▶ [ENUNCIADO A] Converta em uma lista JSON de strings as linhas dos registros que vão do início dos registros até a linha que contém "page-number: 1 [653,44,660,59]", inclusive. Use uma string por linha e omita as linhas em branco.

▶ [TEXTO FORNECIDO]
Será que conheço e
continuarei reconhecendo meu filho com o passar dos anos?
Fabíola Sperandio Teixeira
Pedagoga – Psicopedagoga
Terapeuta de Família e Casais
Especialista em Gestão e Organização em Centros Educacionais.
Mestre em Educação
Foram vários dias pensando naquela mãe. Vários dias
refletindo sobre as suas palavras. Refiro-me à mãe do fã que protagonizou uma
cena de novela com uma apresentadora famosa. O que leva uma mãe a ser tão
surpreendida com um ato repentino de seu filho? Seria algo repentino ou ignorou
os sinais? Quais os “nossos pecados” como pais?
É exatamente esta reflexão que pretendo promover. Um jovem
por volta dos trinta anos foi um dia uma criança e um adolescente. Todas as
nossas atitudes paternas contribuíram de alguma forma para alertar (porém sem
sermos ouvidos), camuflar (omissão) ou exacerbar suas atitudes. Um homem de
trinta anos já é capaz de responder por seus atos, mas vamos voltar lá na
infância. Não me refiro à infância deste desconhecido, mas irei refletir sobre
o nosso papel de pais na infância de nossos filhos.

▶ [REGISTROS DISPONÍVEIS]
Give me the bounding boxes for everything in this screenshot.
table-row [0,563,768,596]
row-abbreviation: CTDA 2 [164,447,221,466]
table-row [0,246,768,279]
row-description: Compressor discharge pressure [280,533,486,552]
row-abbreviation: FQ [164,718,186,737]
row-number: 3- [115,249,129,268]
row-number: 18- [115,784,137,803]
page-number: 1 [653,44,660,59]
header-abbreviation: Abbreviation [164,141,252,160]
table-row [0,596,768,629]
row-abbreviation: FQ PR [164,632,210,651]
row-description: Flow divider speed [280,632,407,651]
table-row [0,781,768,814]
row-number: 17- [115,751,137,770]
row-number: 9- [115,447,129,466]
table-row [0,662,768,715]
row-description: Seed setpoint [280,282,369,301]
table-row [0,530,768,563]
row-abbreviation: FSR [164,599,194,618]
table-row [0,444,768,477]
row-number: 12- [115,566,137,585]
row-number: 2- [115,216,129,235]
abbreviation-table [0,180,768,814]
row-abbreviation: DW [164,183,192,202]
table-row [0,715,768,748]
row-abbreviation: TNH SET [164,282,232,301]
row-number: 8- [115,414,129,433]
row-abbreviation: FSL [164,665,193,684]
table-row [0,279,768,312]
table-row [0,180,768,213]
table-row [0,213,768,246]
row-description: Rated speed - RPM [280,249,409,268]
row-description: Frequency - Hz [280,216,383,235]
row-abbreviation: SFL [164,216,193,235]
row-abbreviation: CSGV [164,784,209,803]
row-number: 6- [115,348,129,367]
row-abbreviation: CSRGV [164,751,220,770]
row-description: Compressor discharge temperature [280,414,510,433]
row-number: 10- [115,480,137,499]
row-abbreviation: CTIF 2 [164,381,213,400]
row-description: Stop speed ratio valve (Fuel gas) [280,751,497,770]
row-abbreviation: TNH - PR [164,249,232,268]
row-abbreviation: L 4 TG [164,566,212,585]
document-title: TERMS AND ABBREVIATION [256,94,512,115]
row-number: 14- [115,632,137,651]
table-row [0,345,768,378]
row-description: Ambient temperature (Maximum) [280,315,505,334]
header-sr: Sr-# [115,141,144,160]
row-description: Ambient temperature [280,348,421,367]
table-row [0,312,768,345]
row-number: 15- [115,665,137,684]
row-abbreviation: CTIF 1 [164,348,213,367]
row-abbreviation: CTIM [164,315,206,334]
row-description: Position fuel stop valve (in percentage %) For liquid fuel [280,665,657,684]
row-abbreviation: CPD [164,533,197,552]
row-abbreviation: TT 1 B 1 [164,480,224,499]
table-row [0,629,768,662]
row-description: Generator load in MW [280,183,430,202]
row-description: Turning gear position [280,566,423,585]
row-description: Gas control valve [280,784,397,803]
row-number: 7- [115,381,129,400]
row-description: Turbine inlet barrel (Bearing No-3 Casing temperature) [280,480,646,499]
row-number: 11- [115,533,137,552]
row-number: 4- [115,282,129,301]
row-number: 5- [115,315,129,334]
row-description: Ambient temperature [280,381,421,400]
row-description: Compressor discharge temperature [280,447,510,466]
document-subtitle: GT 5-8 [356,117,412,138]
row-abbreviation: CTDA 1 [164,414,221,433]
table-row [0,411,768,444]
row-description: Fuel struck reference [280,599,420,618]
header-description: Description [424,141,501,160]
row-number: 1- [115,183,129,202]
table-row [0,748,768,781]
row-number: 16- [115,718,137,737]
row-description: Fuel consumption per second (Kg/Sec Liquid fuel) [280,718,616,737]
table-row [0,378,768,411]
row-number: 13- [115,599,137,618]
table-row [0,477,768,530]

▶ [ENUNCIADO B]
Responda com base no texto sobre o papel dos pais:
(i) De quem era mãe a mulher em quem o texto diz ter pensado por vários dias?
(ii) Que idade aproximada o texto atribui ao jovem?
(iii) Segundo o texto, sobre qual papel se pretende refletir?

▶ [RESPOSTA CORRETA A]
[
  "Give me the bounding boxes for everything in this screenshot.",
  "table-row [0,563,768,596]",
  "row-abbreviation: CTDA 2 [164,447,221,466]",
  "table-row [0,246,768,279]",
  "row-description: Compressor discharge pressure [280,533,486,552]",
  "row-abbreviation: FQ [164,718,186,737]",
  "row-number: 3- [115,249,129,268]",
  "row-number: 18- [115,784,137,803]",
  "page-number: 1 [653,44,660,59]"
]

▶ [RESPOSTA CORRETA B]
(i) Do fã que protagonizou uma cena de novela com uma apresentadora famosa.
(ii) Por volta dos trinta anos.
(iii) Sobre o papel de pais na infância dos filhos.